Where a line in the listing below contains the word "text", copy that line.
:: INPUT FOR THIS TASK ::
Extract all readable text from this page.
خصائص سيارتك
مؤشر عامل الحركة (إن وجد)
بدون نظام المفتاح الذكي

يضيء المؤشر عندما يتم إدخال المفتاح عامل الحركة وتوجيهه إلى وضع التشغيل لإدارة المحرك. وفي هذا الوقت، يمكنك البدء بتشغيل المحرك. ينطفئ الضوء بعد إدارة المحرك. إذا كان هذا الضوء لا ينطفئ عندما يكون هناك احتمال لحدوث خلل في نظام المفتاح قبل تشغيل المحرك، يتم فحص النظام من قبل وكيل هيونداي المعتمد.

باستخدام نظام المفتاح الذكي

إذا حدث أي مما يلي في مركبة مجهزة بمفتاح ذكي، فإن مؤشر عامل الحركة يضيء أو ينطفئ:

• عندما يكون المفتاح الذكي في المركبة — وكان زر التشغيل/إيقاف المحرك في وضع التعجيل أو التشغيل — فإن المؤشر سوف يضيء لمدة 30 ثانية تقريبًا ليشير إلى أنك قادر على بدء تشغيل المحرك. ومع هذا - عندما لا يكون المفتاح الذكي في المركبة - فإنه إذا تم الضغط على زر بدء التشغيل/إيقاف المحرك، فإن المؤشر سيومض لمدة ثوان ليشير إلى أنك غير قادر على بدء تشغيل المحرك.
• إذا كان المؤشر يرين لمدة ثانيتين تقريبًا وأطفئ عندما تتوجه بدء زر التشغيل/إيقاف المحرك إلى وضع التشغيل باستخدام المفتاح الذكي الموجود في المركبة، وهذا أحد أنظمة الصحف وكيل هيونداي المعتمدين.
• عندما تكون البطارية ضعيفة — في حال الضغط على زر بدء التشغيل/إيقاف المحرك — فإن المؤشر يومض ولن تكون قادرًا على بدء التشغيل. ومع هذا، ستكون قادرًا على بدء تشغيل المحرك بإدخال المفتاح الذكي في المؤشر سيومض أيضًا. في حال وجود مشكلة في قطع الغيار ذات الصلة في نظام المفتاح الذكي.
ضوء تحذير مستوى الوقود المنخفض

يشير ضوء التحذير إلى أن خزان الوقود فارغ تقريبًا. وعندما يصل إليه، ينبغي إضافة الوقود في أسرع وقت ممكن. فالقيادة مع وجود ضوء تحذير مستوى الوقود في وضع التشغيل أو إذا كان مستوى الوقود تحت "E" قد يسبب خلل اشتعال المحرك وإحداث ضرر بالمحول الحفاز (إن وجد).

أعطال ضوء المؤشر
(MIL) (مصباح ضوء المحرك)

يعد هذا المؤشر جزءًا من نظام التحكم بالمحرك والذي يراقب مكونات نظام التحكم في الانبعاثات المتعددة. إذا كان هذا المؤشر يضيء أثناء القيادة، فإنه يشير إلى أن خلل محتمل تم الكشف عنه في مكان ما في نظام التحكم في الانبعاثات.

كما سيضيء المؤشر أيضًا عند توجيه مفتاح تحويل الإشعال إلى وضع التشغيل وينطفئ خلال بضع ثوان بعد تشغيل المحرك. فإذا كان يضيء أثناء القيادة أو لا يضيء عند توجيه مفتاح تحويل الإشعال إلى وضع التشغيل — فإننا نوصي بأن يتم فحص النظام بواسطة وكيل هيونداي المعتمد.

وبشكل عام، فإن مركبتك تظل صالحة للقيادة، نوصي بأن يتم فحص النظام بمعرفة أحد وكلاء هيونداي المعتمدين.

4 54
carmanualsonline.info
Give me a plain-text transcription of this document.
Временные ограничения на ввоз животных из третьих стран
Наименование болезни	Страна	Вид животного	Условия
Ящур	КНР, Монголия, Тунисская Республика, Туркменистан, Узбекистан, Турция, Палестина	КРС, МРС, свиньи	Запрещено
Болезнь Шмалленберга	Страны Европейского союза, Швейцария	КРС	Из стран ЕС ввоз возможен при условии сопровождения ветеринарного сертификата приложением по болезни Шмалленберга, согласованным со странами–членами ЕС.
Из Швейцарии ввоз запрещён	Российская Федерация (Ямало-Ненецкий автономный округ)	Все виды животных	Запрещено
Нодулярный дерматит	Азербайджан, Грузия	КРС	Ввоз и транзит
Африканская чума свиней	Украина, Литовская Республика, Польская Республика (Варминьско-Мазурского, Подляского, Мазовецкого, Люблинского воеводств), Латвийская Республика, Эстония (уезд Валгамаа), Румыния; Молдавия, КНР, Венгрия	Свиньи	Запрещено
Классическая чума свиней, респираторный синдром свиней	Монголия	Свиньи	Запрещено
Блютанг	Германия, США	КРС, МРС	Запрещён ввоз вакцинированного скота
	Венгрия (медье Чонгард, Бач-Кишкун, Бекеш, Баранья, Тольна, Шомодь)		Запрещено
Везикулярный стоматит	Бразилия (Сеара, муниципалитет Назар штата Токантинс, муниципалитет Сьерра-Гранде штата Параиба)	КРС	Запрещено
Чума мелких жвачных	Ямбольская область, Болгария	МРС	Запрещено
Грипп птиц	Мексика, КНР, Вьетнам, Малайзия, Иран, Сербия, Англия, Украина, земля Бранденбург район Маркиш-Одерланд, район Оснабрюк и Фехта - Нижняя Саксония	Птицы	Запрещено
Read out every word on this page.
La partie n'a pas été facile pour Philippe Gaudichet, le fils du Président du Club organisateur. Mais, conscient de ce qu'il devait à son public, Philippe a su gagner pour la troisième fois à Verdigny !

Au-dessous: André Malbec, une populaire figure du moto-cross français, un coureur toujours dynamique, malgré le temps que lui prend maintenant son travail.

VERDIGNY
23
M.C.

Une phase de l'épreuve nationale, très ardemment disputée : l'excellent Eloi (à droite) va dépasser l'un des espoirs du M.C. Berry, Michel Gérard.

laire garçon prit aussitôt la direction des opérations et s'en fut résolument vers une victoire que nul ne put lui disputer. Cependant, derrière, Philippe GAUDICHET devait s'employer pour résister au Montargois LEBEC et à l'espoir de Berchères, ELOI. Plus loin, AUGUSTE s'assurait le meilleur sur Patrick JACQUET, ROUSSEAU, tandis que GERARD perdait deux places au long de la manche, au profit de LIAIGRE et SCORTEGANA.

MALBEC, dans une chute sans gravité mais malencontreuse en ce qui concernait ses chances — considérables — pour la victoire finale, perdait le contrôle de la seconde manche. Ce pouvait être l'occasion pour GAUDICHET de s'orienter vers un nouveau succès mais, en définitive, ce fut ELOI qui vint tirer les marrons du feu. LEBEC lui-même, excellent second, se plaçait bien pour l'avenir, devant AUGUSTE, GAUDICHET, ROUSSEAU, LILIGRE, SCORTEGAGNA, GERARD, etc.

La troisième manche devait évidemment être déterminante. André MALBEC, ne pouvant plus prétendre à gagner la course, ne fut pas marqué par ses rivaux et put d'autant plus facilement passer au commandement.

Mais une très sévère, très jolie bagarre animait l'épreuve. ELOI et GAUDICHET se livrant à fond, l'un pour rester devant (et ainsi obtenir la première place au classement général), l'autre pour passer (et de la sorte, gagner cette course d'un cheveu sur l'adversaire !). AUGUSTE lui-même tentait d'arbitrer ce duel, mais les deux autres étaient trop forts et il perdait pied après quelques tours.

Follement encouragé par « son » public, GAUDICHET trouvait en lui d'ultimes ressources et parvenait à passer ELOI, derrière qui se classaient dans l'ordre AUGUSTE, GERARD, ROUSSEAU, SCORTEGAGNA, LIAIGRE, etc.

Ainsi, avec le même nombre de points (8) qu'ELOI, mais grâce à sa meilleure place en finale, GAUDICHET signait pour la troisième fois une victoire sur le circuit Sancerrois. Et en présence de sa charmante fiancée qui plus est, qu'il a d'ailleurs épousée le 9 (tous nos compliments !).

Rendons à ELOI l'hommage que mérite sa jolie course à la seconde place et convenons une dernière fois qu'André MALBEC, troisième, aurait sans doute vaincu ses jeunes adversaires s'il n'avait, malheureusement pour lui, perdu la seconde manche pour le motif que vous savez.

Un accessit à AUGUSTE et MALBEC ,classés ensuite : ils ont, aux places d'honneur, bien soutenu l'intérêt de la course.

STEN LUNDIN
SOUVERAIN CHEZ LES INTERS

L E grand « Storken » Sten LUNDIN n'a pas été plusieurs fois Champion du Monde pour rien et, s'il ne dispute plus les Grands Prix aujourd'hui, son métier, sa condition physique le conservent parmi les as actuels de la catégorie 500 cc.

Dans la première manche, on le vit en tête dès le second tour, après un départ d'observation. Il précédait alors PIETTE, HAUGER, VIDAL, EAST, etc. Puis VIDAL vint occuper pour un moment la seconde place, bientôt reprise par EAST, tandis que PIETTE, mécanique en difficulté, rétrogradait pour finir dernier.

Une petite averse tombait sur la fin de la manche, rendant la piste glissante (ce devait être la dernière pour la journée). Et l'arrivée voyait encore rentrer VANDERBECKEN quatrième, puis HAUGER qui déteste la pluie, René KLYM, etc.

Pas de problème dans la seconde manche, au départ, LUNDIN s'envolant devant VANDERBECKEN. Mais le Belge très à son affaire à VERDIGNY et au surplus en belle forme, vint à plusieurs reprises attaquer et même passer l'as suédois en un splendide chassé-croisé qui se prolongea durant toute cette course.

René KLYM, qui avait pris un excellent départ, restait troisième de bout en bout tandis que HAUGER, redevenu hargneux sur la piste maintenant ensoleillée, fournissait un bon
:::
SOLUTION FOR THIS PROBLEM:
Extract all readable text from this page.
Give me a plain-text transcription of this document.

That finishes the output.